Task details:
Count every line in the entries that contains "antico". Report that count alone.

Rows:
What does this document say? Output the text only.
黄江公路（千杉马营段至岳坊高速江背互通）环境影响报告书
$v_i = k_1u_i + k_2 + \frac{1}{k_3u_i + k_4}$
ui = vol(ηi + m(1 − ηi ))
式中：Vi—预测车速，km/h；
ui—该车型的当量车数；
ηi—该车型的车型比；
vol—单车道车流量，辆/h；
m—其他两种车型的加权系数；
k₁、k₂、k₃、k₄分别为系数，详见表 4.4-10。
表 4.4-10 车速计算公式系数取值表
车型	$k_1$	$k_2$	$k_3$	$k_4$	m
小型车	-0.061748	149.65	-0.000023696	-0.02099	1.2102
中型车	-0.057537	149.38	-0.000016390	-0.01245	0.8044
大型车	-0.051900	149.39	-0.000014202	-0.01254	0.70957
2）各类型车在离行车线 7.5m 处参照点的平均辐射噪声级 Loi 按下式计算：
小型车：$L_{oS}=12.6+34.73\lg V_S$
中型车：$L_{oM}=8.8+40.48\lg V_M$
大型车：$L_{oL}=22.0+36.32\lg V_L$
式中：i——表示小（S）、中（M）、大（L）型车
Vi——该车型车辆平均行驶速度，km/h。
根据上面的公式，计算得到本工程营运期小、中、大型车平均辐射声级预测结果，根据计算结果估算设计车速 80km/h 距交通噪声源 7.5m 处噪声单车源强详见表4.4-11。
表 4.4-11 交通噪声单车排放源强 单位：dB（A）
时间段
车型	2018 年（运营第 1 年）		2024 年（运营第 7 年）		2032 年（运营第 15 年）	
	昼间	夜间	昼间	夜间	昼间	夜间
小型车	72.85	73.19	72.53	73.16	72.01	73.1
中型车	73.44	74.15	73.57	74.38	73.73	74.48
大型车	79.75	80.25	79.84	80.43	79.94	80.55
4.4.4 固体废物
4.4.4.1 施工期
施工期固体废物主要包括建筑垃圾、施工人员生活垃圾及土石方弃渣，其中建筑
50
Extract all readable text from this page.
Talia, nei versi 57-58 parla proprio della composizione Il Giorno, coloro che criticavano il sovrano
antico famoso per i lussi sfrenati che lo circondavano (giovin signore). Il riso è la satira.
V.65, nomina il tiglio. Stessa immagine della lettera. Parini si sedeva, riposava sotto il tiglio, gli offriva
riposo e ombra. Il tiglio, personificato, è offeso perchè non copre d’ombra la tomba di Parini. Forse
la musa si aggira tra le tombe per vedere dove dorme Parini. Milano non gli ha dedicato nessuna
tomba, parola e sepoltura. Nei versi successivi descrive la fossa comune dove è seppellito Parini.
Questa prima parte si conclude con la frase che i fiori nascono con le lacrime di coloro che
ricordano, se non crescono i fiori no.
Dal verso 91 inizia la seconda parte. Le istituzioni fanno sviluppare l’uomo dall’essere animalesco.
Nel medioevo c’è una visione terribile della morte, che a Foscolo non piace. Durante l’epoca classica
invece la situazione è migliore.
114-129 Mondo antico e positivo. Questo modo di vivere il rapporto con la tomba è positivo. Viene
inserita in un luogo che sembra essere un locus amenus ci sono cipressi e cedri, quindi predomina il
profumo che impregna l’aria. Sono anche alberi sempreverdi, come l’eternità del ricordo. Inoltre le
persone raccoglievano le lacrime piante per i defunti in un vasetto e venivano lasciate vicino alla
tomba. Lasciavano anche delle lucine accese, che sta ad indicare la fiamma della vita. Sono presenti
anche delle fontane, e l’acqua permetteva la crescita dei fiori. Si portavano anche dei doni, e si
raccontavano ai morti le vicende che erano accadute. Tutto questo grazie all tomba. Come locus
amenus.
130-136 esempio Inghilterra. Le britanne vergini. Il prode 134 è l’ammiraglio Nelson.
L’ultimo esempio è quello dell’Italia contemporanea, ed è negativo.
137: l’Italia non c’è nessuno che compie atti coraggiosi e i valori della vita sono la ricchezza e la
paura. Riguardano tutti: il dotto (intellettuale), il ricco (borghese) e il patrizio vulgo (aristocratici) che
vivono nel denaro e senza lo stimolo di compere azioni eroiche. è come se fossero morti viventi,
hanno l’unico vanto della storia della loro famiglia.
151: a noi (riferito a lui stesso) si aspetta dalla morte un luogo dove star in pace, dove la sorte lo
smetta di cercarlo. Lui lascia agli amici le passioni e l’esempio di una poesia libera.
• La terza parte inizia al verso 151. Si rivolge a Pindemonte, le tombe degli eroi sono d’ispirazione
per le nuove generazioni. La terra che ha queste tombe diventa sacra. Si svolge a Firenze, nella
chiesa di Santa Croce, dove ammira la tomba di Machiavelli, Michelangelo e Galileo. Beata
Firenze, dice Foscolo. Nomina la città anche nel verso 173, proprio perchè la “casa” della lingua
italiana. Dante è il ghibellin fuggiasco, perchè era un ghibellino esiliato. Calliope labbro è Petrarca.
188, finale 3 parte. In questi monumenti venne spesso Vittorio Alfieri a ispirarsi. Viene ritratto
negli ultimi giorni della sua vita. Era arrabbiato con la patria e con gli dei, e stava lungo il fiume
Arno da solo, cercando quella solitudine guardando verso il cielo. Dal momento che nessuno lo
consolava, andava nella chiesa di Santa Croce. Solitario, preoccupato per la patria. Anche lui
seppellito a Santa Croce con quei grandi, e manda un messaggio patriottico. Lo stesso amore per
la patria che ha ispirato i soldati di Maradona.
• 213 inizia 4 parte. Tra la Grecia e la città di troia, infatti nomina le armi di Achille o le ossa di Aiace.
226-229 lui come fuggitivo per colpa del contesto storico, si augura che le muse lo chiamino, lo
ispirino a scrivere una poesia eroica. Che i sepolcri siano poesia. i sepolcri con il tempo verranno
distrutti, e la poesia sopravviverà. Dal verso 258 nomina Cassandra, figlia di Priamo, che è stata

Answer to the task:
2